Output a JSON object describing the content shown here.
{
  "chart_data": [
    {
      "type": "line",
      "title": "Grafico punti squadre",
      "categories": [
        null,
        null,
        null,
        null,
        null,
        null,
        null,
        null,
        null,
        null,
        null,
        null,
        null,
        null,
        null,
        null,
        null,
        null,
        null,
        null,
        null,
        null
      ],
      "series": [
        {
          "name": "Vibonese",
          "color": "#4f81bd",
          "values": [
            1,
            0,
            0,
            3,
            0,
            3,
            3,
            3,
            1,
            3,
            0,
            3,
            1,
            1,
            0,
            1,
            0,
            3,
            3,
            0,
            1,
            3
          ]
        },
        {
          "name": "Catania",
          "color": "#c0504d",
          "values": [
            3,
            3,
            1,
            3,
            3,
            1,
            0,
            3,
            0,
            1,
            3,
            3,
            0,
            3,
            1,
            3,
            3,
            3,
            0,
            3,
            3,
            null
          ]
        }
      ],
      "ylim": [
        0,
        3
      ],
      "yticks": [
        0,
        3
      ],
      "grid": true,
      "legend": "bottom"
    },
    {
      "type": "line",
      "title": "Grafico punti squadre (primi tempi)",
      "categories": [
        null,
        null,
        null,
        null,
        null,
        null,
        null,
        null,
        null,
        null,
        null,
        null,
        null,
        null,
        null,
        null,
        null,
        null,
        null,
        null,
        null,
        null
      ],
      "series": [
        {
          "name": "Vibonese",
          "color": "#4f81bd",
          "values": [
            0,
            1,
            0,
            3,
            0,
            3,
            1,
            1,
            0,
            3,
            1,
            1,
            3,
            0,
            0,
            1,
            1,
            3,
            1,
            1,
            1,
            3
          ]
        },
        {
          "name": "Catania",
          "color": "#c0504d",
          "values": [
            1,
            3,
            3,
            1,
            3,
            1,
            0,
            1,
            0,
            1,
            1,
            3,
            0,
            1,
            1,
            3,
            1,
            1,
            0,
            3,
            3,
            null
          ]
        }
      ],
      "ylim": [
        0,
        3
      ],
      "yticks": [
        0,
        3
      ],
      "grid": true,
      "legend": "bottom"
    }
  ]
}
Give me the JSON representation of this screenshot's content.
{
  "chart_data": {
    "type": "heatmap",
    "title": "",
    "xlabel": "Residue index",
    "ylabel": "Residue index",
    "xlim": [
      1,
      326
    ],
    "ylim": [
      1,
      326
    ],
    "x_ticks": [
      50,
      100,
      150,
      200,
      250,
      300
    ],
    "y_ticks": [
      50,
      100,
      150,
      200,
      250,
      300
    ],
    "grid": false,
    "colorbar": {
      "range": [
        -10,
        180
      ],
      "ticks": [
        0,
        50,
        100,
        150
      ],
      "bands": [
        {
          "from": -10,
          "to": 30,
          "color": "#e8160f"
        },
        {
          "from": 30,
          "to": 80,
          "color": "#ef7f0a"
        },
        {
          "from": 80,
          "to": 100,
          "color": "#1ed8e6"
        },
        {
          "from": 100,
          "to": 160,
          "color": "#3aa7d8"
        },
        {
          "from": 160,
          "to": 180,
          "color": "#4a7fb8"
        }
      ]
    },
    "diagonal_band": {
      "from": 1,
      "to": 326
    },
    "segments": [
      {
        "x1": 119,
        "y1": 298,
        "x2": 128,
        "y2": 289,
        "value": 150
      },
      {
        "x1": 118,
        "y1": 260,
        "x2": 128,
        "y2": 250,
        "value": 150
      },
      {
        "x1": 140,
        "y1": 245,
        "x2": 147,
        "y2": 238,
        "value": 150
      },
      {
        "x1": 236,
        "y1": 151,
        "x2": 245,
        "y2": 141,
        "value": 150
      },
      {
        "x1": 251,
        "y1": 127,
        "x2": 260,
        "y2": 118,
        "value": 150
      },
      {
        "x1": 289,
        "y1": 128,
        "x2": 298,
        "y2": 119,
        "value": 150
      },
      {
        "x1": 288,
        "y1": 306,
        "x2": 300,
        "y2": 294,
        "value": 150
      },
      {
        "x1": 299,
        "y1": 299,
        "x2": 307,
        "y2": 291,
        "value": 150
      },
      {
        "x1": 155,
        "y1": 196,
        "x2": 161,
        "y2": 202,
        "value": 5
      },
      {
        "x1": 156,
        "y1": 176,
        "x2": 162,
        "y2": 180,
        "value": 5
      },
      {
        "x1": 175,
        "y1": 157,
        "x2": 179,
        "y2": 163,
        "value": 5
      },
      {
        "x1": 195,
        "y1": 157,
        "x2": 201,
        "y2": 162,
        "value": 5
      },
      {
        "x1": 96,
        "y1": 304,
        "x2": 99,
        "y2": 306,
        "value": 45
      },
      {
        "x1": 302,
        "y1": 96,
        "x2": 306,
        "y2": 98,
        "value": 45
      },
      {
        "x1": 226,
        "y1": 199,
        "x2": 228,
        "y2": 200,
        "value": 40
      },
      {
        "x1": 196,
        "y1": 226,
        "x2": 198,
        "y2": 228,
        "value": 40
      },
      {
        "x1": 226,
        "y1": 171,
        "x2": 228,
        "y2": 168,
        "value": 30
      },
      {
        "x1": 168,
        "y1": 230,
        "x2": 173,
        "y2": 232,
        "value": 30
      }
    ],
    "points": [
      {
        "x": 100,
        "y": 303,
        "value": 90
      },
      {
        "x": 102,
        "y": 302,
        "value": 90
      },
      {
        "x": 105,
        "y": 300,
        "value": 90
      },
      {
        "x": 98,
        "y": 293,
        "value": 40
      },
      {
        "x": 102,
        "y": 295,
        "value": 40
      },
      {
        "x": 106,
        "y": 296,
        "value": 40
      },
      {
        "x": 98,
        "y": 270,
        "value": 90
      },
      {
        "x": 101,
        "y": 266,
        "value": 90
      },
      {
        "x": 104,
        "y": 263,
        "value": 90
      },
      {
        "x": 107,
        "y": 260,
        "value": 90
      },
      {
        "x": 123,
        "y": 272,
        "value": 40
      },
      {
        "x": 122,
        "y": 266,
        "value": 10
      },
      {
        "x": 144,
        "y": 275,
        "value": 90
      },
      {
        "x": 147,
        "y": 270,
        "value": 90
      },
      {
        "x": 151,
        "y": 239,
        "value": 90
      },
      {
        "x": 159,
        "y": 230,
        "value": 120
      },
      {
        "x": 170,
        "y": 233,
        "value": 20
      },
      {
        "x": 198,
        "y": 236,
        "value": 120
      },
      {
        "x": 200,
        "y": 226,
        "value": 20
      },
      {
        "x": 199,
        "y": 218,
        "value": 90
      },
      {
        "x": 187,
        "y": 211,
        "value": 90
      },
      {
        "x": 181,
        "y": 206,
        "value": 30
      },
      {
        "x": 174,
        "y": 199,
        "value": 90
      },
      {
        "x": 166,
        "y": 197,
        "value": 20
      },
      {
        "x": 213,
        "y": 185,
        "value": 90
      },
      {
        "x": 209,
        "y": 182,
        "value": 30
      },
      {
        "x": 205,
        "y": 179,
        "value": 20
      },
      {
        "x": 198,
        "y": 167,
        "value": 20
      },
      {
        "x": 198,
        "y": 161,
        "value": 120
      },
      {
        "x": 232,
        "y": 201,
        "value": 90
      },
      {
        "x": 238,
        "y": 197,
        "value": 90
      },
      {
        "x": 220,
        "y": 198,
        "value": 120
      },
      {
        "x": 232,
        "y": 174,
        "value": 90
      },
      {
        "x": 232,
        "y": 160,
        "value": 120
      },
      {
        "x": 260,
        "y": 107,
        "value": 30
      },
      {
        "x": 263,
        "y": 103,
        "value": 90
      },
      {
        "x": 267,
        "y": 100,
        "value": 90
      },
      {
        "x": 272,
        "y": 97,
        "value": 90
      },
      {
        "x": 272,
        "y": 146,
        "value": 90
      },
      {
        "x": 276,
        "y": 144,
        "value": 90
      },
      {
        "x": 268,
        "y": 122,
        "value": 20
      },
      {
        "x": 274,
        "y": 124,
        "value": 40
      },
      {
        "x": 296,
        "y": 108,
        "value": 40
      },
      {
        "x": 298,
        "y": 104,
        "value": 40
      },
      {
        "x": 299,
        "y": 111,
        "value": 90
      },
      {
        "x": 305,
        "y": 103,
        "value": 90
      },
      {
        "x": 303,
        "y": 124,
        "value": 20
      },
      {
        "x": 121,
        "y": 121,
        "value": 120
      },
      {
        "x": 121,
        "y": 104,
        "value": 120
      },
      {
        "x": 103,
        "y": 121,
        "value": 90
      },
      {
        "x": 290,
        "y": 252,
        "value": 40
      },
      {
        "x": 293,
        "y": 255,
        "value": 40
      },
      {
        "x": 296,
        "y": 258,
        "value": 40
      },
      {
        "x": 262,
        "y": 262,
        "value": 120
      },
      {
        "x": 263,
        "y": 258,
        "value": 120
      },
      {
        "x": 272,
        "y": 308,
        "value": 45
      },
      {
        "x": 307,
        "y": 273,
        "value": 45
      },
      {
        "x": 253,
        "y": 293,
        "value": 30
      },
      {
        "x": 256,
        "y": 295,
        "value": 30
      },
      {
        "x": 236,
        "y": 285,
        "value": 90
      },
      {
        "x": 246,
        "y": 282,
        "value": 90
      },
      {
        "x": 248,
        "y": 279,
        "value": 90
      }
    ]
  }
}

The task -
Locate all lines in the listing above with the word "index" and copy them.

The solution -
    "xlabel": "Residue index",
    "ylabel": "Residue index",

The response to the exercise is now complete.